» Problem to work on
Please arrange the listing below as a numbered list, leaving out any blank lines. Begin at the first line of the listing and stop after the line that contains "data-point <box>82 199 89 207</box>".

________________

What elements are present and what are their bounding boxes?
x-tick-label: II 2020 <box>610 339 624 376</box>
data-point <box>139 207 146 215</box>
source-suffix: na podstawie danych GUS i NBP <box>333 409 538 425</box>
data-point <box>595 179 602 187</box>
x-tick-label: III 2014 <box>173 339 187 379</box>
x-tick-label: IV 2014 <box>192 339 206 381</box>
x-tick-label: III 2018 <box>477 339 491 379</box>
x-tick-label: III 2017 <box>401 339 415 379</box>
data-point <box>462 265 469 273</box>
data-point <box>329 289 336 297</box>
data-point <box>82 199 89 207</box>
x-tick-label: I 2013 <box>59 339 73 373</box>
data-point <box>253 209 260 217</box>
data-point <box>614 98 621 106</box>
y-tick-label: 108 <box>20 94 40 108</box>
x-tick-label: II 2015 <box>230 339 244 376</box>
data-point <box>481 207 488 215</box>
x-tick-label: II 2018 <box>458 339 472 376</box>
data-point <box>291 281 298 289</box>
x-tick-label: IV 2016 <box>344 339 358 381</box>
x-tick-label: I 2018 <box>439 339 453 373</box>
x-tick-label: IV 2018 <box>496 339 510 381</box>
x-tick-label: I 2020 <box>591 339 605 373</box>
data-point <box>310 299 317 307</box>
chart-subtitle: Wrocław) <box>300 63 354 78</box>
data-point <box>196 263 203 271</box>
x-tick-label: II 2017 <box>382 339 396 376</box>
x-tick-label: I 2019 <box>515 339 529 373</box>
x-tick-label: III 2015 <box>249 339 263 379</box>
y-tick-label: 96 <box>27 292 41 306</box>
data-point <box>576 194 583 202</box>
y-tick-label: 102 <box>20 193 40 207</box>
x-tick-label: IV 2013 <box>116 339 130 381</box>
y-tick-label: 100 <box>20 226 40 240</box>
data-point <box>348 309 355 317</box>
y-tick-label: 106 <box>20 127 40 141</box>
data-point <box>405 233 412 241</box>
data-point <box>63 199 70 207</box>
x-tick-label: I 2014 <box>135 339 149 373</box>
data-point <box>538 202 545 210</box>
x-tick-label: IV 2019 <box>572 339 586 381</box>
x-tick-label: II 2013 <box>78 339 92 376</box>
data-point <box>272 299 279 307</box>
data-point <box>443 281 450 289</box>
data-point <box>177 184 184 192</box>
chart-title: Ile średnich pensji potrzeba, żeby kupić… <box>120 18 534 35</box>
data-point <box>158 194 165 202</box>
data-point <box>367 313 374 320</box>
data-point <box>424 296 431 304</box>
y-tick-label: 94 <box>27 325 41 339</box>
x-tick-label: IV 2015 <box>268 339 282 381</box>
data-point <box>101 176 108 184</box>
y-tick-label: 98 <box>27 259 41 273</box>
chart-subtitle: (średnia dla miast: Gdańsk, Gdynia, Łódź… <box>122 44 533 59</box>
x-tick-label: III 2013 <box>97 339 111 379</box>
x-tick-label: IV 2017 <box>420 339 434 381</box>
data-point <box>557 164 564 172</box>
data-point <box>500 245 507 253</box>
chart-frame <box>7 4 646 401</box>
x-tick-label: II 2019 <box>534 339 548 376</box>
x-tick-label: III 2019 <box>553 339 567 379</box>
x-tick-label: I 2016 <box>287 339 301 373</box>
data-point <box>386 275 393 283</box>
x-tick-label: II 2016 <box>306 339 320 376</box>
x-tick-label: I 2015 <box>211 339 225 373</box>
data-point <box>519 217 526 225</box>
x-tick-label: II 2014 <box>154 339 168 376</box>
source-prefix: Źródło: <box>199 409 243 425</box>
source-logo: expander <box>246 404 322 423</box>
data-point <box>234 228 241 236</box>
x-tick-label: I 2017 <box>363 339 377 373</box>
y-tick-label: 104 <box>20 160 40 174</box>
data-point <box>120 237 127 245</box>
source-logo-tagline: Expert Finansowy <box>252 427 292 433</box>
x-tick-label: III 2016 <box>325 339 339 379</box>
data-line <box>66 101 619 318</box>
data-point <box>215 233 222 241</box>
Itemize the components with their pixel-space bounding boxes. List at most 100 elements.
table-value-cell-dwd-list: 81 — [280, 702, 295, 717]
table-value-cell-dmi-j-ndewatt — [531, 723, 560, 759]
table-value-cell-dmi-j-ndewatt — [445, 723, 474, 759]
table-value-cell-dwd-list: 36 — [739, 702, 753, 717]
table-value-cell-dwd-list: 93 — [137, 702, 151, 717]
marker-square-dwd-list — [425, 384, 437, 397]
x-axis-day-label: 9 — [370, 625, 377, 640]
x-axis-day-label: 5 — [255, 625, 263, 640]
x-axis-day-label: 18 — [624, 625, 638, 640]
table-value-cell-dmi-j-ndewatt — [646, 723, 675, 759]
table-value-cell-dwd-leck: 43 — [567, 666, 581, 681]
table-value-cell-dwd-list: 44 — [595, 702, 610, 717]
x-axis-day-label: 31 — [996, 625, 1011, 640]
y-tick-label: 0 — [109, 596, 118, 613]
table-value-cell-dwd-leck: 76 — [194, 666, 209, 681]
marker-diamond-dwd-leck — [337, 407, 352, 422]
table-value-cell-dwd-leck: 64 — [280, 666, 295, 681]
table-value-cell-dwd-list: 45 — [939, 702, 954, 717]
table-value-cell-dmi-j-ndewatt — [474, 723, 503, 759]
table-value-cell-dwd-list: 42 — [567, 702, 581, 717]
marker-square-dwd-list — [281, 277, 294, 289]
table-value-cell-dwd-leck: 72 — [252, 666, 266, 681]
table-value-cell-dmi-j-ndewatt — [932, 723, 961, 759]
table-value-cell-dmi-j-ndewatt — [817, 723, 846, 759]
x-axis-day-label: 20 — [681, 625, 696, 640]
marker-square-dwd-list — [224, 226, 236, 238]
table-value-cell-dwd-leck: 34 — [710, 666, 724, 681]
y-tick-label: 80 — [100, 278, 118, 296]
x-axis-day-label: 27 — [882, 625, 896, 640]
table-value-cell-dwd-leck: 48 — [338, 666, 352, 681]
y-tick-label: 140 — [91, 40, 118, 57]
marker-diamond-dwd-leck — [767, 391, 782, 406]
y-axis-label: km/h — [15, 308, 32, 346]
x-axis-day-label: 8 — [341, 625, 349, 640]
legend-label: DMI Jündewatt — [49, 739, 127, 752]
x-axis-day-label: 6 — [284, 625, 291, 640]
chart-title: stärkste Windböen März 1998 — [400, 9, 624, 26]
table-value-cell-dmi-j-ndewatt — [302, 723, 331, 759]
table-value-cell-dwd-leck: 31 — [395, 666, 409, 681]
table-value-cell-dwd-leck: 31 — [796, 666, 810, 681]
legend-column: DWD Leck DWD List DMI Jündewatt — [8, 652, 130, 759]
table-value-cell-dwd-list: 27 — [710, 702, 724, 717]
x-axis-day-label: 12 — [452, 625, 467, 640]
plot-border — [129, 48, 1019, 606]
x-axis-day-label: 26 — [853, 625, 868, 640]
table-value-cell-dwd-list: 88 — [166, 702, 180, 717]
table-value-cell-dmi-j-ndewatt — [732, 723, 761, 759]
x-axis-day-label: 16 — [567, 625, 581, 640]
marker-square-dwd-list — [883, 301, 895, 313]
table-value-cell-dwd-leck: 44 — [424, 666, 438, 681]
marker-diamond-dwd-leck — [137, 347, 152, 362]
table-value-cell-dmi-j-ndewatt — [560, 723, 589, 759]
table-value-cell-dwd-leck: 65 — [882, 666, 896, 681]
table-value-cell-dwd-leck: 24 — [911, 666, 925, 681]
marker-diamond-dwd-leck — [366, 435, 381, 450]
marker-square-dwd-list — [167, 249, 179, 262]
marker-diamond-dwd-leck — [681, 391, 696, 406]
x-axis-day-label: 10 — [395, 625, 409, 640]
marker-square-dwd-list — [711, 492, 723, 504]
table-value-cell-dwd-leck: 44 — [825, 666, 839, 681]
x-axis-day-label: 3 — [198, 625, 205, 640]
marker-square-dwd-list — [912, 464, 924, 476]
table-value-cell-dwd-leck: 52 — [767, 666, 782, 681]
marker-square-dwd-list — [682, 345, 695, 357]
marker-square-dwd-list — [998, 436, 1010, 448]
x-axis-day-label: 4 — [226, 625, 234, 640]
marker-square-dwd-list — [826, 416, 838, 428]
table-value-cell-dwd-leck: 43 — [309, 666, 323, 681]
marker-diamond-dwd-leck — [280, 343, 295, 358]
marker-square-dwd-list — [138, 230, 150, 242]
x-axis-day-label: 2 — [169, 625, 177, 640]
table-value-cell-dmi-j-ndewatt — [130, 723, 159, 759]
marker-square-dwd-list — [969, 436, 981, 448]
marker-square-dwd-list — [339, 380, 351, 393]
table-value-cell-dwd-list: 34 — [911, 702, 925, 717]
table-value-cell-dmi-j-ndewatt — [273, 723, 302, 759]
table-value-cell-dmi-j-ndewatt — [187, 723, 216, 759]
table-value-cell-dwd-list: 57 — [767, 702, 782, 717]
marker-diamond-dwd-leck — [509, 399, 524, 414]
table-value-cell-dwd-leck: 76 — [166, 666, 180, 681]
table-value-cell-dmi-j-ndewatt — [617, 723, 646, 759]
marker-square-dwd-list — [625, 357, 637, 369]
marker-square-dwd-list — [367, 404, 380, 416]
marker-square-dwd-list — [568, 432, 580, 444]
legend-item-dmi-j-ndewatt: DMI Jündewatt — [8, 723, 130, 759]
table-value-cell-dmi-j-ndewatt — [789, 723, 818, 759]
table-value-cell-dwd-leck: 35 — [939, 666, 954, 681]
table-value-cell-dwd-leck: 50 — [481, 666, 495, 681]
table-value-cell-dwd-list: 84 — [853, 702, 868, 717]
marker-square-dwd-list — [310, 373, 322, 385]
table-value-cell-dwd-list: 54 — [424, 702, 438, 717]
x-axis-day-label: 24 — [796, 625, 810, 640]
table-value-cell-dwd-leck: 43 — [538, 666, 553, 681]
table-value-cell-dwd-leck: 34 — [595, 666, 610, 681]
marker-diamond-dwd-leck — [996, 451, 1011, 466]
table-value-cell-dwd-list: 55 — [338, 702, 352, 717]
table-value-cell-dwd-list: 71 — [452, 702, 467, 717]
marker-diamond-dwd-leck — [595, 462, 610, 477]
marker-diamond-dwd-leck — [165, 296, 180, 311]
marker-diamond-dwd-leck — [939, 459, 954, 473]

________________

» Reply to the exercise
1. What elements are present and what are their bounding boxes?
2. x-tick-label: II 2020 <box>610 339 624 376</box>
3. data-point <box>139 207 146 215</box>
4. source-suffix: na podstawie danych GUS i NBP <box>333 409 538 425</box>
5. data-point <box>595 179 602 187</box>
6. x-tick-label: III 2014 <box>173 339 187 379</box>
7. x-tick-label: IV 2014 <box>192 339 206 381</box>
8. x-tick-label: III 2018 <box>477 339 491 379</box>
9. x-tick-label: III 2017 <box>401 339 415 379</box>
10. data-point <box>462 265 469 273</box>
11. data-point <box>329 289 336 297</box>
12. data-point <box>82 199 89 207</box>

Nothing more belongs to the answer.